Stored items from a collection
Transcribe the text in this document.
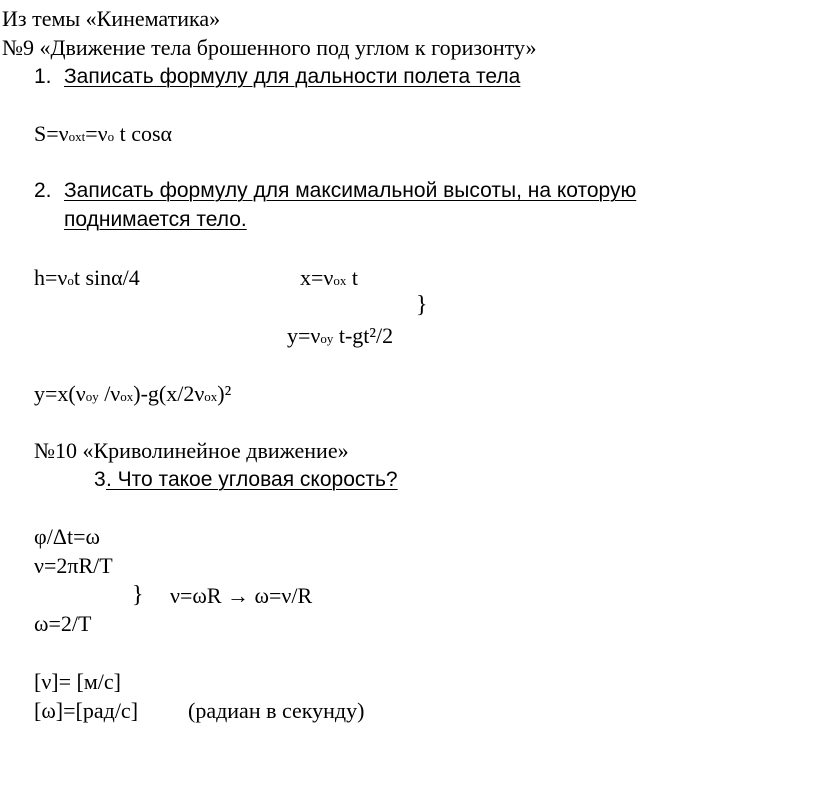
Из темы «Кинематика»
№9 «Движение тела брошенного под углом к горизонту»
1. Записать формулу для дальности полета тела
S=νoxt=νo t cosα
2. Записать формулу для максимальной высоты, на которую
поднимается тело.
h=νot sinα/4	x=νox t
}
y=νoy t-gt²/2
y=x(νoy /νox)-g(x/2νox)²
№10 «Криволинейное движение»
3 . Что такое угловая скорость?
φ/Δt=ω
ν=2πR/T
} ν=ωR → ω=ν/R
ω=2/T
[ν]= [м/с]
[ω]=[рад/с] (радиан в секунду)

Written task> Each entry should be repeated exactly as it appears; the pictures stay out.

Final result>
Transcribe the text in this document.
Из темы «Кинематика»
№9 «Движение тела брошенного под углом к горизонту»
1. Записать формулу для дальности полета тела
S=νoxt=νo t cosα
2. Записать формулу для максимальной высоты, на которую
поднимается тело.
h=νot sinα/4	x=νox t
}
y=νoy t-gt²/2
y=x(νoy /νox)-g(x/2νox)²
№10 «Криволинейное движение»
3 . Что такое угловая скорость?
φ/Δt=ω
ν=2πR/T
} ν=ωR → ω=ν/R
ω=2/T
[ν]= [м/с]
[ω]=[рад/с] (радиан в секунду)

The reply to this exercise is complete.